— Work required —
Gather all lines from the material that contain "caption".
§ §
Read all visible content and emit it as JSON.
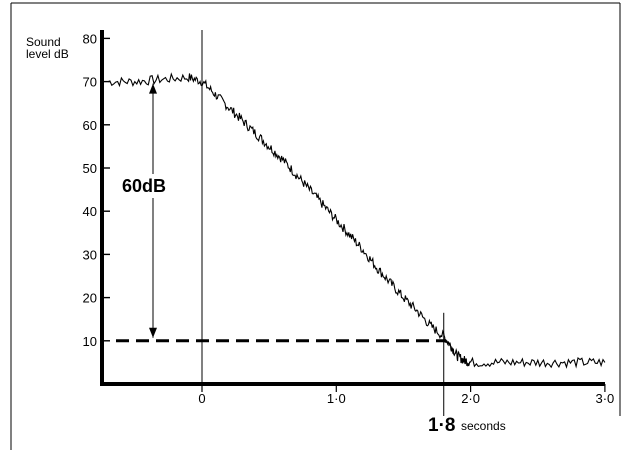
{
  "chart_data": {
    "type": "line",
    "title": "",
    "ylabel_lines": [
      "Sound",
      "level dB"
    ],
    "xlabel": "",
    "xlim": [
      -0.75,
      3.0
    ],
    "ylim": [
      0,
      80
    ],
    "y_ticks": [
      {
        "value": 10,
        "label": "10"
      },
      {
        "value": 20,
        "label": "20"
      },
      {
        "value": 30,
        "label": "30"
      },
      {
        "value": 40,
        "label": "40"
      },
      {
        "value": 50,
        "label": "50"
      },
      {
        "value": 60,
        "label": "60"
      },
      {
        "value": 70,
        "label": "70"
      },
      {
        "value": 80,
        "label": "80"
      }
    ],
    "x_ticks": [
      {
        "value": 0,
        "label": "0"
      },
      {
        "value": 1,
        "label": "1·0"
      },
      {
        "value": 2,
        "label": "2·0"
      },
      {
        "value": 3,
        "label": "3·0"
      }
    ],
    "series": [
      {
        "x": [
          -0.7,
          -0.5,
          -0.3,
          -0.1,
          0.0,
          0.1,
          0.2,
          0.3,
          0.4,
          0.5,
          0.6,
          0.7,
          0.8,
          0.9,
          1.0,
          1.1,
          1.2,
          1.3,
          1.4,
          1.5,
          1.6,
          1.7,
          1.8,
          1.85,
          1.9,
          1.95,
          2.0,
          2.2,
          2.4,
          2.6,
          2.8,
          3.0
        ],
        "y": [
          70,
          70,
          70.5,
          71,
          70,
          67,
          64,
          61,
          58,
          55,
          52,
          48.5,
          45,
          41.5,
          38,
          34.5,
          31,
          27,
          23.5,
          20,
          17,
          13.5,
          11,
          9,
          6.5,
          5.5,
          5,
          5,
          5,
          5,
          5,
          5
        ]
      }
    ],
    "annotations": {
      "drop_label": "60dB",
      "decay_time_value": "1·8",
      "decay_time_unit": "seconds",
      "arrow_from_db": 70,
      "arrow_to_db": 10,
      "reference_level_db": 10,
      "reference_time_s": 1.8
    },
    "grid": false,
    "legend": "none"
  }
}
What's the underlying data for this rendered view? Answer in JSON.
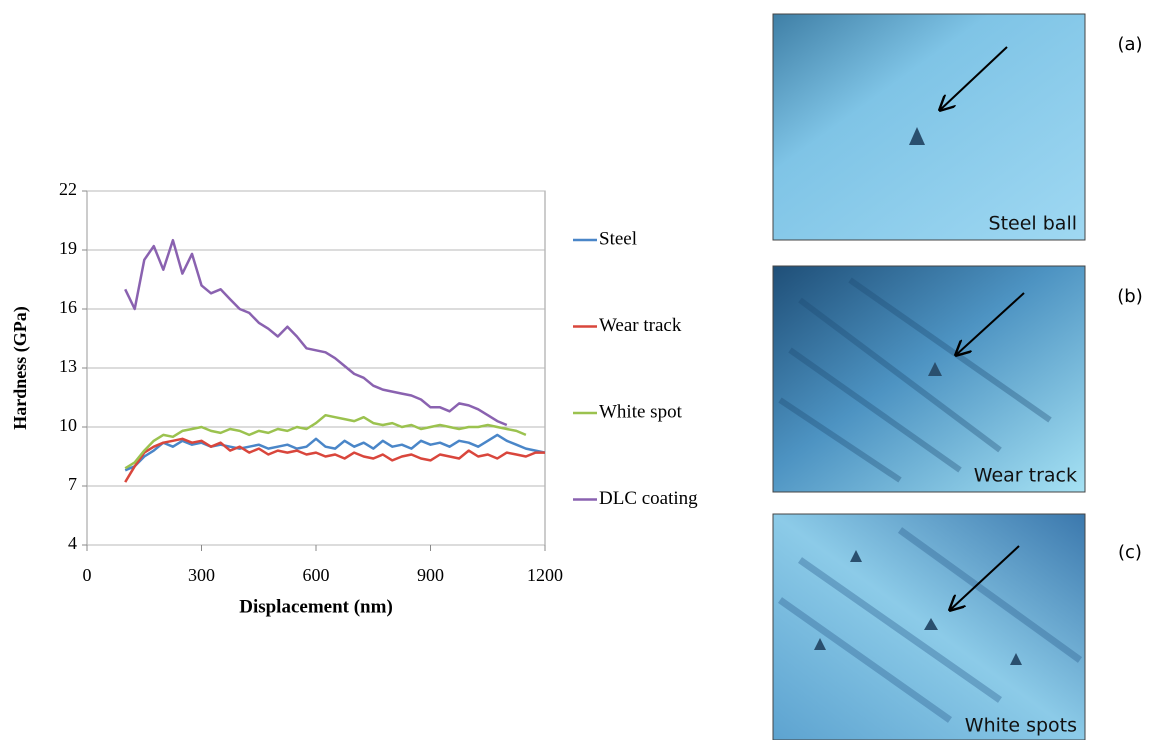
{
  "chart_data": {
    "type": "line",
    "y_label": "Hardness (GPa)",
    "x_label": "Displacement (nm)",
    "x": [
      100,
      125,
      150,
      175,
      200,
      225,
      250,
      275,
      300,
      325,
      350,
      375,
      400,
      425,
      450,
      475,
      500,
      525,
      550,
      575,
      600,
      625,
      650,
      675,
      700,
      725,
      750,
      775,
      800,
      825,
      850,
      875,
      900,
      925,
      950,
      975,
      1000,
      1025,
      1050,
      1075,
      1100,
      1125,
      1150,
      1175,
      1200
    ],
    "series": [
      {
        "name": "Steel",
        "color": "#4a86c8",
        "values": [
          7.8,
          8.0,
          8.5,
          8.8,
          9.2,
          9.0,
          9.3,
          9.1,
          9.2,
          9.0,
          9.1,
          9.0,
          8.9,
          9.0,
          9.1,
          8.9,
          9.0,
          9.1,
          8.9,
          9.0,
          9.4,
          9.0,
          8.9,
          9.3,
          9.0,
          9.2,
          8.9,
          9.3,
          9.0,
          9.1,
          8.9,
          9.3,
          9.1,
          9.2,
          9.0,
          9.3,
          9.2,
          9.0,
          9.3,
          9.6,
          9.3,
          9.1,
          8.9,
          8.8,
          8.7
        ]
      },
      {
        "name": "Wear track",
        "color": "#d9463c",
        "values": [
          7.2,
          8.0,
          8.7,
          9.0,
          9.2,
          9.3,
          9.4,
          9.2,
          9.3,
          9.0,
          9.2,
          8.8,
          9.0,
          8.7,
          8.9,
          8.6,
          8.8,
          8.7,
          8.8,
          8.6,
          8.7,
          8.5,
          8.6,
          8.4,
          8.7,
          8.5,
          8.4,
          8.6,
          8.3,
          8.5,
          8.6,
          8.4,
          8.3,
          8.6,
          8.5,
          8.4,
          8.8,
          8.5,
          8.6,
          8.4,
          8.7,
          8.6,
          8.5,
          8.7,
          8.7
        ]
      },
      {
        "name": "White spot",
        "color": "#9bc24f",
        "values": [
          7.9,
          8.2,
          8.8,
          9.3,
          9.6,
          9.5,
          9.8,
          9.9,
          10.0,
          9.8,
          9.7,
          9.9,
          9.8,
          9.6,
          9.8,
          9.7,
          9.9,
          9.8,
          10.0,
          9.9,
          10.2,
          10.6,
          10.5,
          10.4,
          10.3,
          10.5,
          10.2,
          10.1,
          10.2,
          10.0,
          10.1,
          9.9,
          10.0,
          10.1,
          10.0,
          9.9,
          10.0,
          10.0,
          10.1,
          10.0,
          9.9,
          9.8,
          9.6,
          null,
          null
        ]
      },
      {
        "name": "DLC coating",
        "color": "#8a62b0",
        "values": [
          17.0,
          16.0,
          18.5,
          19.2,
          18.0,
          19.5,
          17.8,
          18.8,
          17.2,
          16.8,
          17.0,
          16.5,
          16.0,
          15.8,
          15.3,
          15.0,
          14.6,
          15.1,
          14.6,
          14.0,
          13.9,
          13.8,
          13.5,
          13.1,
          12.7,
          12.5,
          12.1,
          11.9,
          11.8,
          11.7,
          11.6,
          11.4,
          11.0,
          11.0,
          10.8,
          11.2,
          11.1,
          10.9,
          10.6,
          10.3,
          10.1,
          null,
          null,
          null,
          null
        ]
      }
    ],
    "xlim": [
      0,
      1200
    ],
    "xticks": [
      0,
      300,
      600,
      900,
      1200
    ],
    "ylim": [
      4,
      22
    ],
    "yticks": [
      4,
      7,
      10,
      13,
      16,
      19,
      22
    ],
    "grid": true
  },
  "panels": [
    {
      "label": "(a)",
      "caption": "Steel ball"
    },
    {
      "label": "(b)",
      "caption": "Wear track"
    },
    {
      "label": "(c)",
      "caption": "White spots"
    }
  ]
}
§ §
— Exercise output —
      "caption": "Steel ball"
      "caption": "Wear track"
      "caption": "White spots"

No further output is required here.